> Short task 1:
Convert the records below, from their first line through the line containing "data-point [181,232,191,242]", into a numbered list that omits any blank lines.

House debates
Tuesday, 21 August 2018
Bills
Farm Household Support Amendment (Temporary Measures) Bill 2018; Second Reading
4:44 pm
Joel Fitzgibbon (Hunter, Australian Labor Party, Shadow Minister for Agriculture, Fisheries and Forestry) Share this | Hansard source
I move:
That all words after “That” be omitted with a view to substituting the following words:
“whilst not declining to give the bill a second reading, the House calls on the Turnbull Government to:
(1) allow eligible farmers the option of receiving the Farm Household Allowance supplement in a single $12,000 up-front payment; and
(2) prioritise the resurrection of the COAG process it dismantled in 2013, in order to restore progress on the development of the National Drought Policy Reform Program”.
Many are dismayed by the failure of the Australian parliament to reach a settlement on energy policy. I'm glad the member for Port Adelaide is with us to hear this contribution. Over a period stretching more than a decade, political partisanship has run interference on every attempt to put a carbon constraint in place without unnecessarily pushing power prices up or undermining electricity reliability. It's a both bewildering and sorry story.
But there's an even more bewildering story to tell. Next year marks 10 years since the completion of the Productivity Commission's inquiry into government drought support. The PC's work should be compulsory reading for anyone with an interest in farm and drought policy. Like in the energy sector, we still have no coherent and effective drought policy 10 years on. What makes this even more incredible than the energy story is that we managed to lose 10 years, despite the lack of partisanship—at least until the member for New England came along.
In 2008 Commonwealth and state primary industry ministers reached an historic agreement on drought reform. They agreed that drought support based on exceptional circumstances was 'no longer appropriate in the face of a variable climate'. Sitting at the COAG committee known as the Standing Council on Primary Industries, which the now government abolished in 2013, ministers further agreed to commission the PC inquiry and report. Another historic agreement followed. On 3 May 2013, SCoPI ministers, including the former Queensland agriculture minister and now federal Minister for Regional Development, Territories and Local Government, signed the Intergovernmental Agreement on National Drought Program Reform. It is worth noting that five of the nine ministers who signed that agreement represented conservative governments. It is important to note that both the 2008 and 2013 agreements enjoyed not only bipartisan support across the political parties; they also were backed by the key farm leadership groups. So why is it, 10 years on, we are now dealing with the third government drought announcement in two months? Why is it that the last two announcements came only a fortnight apart? Why is it we still have no coherent drought policy based on the 2008 and 2013 agreements?
The answer can be found in the September 2013 election result. Two things followed. First, the member for New England became the Minister for Agriculture. Second, the now Turnbull government abolished the SCoPI, the key COAG committee. Remember, underpinning the Commonwealth-state agreements was the recognition that the changing and more challenging climatic conditions demanded a new and different approach to drought. As the new minister then, the member for New England had a different view. He doesn't believe our climate is changing and nor does he think we should be taking any responsibility for or action on it. His 2015 failed agriculture white paper made only a passing reference to it. So I suppose we should not have expected him to embrace a policy approach based on that proposition. Minister Joyce made his view well known—'Climate change is a conspiracy, but the best way to deal with it is to build dams.' I always said he'd never build a dam and he never did. His response, no doubt, will be to say he ran out of time. Well, he had five years. How many years did he need? Was it 10, 20 or maybe 25 years? I don't know.

> Given records:
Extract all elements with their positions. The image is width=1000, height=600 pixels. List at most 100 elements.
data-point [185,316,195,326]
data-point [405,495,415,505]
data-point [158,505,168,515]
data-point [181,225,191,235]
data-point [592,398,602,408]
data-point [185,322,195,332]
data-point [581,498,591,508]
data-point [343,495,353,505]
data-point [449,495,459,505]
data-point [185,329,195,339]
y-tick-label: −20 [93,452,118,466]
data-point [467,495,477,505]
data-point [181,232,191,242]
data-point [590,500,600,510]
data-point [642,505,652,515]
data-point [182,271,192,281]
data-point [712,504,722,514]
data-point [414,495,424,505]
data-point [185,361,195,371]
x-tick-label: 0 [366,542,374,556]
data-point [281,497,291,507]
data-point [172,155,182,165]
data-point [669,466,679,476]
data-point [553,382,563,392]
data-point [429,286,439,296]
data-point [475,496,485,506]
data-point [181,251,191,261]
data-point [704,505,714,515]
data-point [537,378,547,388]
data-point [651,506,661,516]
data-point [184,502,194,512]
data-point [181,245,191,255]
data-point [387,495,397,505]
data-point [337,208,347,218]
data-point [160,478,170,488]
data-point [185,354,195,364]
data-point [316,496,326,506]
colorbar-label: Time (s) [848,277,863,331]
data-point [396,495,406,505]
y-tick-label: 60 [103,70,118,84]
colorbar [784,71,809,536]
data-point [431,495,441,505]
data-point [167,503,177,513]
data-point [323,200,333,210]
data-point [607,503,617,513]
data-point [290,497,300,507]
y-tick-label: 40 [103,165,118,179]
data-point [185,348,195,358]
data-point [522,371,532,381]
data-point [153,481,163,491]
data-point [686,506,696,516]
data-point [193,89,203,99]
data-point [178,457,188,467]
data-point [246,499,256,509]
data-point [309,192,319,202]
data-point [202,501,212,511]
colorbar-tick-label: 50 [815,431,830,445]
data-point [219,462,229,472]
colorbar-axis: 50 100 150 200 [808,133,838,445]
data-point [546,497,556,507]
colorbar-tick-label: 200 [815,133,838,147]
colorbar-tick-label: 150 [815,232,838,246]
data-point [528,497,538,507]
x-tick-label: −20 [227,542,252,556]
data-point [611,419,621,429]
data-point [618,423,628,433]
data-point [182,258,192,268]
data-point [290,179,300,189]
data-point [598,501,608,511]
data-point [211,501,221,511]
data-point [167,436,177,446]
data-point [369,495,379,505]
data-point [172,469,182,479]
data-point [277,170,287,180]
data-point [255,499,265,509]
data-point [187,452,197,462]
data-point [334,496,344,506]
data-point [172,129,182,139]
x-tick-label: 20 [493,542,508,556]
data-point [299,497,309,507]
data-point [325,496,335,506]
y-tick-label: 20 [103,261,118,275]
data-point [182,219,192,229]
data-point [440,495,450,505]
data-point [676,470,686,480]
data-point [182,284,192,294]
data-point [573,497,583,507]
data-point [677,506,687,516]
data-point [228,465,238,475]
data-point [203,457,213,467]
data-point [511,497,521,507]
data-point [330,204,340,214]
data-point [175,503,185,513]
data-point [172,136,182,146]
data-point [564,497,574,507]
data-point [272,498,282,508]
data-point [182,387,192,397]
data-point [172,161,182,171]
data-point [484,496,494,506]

> Short task 2:
Output the passage of the House debate transcript from "Many are dismayed" to "and sorry story.", reproducing it word for word.

> Exercise response 1:
1. Extract all elements with their positions. The image is width=1000, height=600 pixels. List at most 100 elements.
2. data-point [185,316,195,326]
3. data-point [405,495,415,505]
4. data-point [158,505,168,515]
5. data-point [181,225,191,235]
6. data-point [592,398,602,408]
7. data-point [185,322,195,332]
8. data-point [581,498,591,508]
9. data-point [343,495,353,505]
10. data-point [449,495,459,505]
11. data-point [185,329,195,339]
12. y-tick-label: −20 [93,452,118,466]
13. data-point [467,495,477,505]
14. data-point [181,232,191,242]

> Exercise response 2:
Many are dismayed by the failure of the Australian parliament to reach a settlement on energy policy. I'm glad the member for Port Adelaide is with us to hear this contribution. Over a period stretching more than a decade, political partisanship has run interference on every attempt to put a carbon constraint in place without unnecessarily pushing power prices up or undermining electricity reliability. It's a both bewildering and sorry story.